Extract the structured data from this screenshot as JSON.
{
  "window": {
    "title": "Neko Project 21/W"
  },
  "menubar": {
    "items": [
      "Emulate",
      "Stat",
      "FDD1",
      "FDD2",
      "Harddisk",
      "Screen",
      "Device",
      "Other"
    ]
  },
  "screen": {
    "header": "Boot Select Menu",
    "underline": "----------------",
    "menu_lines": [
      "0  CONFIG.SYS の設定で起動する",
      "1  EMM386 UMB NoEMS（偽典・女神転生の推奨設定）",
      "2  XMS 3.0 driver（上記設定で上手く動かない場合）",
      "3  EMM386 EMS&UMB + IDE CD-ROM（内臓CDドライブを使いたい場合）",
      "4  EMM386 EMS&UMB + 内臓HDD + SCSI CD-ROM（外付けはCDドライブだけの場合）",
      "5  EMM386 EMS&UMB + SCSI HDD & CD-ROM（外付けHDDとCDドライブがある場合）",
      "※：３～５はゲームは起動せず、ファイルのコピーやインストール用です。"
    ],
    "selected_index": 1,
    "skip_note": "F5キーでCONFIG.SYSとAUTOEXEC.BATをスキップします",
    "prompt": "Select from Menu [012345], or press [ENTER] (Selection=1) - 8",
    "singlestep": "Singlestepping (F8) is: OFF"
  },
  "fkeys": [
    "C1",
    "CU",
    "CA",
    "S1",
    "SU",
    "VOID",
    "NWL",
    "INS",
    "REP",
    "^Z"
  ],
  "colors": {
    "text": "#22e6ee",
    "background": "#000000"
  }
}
************
● **YOUR INSTRUCTIONS**
Tell how many lines hold the string "SCSI", giving the number and nothing else.

● **OUTPUT BELOW**
2